━━ Given records ━━

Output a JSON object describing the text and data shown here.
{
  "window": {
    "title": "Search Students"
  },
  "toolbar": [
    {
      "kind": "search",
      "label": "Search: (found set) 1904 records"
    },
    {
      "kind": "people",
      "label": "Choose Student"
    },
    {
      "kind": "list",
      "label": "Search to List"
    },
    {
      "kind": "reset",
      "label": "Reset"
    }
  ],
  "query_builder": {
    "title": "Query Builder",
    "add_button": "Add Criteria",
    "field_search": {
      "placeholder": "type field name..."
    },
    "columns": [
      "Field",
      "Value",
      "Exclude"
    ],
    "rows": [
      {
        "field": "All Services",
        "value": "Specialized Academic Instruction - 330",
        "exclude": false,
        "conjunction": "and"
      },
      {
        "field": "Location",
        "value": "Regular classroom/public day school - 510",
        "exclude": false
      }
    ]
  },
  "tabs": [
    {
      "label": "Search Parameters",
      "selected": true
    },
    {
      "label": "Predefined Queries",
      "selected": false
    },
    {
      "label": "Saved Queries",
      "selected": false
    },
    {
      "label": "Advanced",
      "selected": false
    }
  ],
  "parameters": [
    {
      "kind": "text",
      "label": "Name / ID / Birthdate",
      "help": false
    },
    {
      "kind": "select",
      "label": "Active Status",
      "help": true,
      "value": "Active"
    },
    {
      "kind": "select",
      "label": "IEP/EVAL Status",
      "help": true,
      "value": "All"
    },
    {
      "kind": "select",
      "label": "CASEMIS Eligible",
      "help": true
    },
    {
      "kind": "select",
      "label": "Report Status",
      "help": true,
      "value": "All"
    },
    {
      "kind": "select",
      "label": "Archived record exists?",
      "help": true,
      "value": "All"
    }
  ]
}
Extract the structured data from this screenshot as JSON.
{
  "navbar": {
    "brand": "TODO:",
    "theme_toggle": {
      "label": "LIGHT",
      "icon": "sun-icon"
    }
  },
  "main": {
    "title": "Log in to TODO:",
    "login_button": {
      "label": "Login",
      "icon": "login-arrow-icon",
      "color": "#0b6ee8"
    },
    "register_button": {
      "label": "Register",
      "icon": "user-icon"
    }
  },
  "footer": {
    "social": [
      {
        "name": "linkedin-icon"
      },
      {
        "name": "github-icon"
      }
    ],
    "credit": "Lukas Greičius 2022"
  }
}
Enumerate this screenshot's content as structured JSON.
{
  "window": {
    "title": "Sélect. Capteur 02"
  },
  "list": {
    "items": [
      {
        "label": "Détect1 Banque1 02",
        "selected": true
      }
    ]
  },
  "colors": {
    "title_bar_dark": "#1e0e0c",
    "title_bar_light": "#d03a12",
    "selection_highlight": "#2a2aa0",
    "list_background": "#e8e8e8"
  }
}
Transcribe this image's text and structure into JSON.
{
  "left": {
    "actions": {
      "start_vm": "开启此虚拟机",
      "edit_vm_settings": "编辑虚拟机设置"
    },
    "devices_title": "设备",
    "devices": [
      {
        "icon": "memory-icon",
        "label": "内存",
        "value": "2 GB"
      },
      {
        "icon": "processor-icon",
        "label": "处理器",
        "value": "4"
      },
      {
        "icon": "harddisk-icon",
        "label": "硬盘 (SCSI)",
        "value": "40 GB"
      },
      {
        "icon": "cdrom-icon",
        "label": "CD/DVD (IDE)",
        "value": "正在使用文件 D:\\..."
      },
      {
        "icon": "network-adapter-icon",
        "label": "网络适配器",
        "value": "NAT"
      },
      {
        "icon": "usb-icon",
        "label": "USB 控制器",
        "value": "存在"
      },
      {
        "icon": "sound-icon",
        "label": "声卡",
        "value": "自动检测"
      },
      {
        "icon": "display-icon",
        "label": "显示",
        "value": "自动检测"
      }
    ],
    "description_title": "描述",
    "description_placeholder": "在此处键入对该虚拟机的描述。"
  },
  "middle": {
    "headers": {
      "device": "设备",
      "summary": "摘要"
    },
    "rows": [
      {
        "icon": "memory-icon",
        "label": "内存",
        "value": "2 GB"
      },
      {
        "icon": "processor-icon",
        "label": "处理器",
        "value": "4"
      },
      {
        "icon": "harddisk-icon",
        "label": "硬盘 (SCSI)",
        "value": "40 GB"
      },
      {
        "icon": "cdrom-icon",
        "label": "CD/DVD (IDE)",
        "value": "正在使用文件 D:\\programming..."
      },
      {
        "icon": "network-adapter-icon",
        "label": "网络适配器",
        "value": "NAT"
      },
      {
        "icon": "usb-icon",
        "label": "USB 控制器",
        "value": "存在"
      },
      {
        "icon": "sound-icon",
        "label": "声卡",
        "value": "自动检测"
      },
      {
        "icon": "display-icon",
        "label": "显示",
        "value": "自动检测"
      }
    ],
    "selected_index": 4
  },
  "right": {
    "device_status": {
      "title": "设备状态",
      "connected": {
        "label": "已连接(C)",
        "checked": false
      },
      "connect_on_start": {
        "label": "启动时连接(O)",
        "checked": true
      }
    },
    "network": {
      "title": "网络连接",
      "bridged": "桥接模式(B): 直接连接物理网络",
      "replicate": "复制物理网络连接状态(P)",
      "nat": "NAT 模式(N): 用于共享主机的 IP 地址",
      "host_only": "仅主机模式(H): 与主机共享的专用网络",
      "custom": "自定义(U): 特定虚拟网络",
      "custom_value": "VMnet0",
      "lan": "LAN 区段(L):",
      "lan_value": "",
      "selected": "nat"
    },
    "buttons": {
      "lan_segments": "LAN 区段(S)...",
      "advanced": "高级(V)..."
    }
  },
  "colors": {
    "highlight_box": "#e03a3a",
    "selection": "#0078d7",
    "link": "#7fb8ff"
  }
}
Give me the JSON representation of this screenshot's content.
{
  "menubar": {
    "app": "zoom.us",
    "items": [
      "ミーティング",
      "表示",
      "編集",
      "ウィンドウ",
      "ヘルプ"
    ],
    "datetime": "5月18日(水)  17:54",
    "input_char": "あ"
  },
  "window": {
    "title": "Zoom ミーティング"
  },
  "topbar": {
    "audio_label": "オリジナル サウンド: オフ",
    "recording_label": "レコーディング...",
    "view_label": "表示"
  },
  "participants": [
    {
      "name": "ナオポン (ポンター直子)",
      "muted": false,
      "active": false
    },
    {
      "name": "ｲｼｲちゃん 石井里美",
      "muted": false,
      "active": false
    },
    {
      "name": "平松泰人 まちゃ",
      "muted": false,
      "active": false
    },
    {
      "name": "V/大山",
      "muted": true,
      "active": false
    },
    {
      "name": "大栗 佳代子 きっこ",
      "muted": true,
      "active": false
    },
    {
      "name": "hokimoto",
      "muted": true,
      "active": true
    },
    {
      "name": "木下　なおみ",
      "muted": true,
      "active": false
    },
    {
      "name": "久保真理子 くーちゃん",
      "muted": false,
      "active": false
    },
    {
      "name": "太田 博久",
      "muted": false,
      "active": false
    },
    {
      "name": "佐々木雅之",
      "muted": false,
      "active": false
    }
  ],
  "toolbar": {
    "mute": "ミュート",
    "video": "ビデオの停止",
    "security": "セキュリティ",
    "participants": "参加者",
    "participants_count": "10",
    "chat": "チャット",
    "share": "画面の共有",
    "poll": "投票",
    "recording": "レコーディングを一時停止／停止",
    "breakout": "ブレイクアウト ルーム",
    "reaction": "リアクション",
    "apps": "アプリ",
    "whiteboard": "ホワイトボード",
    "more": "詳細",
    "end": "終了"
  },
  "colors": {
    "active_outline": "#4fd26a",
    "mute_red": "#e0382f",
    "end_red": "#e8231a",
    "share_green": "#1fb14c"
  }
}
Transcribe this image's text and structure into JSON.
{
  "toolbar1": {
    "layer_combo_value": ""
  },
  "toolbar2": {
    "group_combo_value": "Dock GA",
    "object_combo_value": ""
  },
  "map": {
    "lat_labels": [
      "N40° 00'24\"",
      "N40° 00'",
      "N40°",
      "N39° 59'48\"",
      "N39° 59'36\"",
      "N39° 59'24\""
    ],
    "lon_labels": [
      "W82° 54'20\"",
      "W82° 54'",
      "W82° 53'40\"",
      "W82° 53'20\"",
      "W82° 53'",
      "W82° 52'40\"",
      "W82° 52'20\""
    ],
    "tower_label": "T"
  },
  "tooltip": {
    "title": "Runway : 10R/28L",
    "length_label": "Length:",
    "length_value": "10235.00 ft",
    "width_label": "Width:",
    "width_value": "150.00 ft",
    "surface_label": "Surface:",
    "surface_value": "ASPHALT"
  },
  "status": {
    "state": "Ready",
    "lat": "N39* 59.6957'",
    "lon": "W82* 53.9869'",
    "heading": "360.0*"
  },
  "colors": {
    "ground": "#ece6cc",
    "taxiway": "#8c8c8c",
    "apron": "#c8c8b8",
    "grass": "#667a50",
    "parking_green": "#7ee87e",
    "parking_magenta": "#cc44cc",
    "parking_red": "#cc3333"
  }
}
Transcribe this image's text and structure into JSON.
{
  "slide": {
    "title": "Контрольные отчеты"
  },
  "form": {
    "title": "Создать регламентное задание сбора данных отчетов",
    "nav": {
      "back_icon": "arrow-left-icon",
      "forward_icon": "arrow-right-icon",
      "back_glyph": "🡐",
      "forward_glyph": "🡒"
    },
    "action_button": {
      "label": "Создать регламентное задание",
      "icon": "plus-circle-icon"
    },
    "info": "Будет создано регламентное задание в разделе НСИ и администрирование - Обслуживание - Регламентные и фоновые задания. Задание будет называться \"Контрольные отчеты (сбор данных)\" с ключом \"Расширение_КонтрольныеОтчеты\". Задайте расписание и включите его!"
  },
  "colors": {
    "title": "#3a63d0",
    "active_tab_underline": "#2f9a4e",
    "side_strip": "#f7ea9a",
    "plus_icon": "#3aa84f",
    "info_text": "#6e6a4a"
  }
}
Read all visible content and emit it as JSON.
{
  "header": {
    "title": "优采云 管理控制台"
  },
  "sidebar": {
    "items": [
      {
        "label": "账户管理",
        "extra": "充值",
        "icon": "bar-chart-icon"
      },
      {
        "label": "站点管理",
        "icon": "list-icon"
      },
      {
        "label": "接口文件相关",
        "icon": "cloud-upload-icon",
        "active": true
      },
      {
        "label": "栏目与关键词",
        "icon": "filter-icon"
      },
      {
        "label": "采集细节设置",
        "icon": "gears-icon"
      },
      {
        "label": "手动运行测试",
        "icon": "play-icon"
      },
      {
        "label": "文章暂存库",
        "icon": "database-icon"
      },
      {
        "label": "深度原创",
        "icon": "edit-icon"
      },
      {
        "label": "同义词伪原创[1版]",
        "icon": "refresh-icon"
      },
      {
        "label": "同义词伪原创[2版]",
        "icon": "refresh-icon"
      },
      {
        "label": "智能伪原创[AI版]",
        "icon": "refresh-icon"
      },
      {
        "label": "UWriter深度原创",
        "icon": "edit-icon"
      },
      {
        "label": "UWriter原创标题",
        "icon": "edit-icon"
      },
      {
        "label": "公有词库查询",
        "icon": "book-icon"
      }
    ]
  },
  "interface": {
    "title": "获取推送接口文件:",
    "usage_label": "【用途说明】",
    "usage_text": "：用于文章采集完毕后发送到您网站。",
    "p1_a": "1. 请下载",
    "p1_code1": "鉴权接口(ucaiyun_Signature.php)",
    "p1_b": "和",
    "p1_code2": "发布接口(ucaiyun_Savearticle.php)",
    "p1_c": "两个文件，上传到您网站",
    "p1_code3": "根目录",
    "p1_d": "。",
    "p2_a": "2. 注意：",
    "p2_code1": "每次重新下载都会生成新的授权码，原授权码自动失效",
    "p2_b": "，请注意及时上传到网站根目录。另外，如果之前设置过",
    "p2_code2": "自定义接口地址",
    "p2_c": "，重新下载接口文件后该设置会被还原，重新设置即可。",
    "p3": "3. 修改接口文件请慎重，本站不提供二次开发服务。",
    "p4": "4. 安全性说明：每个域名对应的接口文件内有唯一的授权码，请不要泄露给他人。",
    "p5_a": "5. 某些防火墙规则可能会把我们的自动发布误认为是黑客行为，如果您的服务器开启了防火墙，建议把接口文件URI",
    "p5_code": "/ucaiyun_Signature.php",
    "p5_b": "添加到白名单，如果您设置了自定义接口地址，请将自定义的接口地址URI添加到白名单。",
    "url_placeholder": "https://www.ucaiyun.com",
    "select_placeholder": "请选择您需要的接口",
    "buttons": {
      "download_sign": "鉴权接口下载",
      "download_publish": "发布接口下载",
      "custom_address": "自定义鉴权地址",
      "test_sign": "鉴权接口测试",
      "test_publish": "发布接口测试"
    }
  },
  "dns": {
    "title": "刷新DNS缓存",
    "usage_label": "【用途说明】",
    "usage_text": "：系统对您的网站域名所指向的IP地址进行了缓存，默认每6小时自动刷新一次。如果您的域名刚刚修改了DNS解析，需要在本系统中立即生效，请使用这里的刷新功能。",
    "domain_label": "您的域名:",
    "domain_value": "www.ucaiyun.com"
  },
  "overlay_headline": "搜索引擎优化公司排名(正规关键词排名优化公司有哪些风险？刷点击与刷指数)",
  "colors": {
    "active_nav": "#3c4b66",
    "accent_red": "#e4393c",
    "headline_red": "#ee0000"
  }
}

━━━

**Written request**:
Take every line containing the word "arrow" and copy it.

**Exercise output**:
      "icon": "login-arrow-icon",
      "back_icon": "arrow-left-icon",
      "forward_icon": "arrow-right-icon",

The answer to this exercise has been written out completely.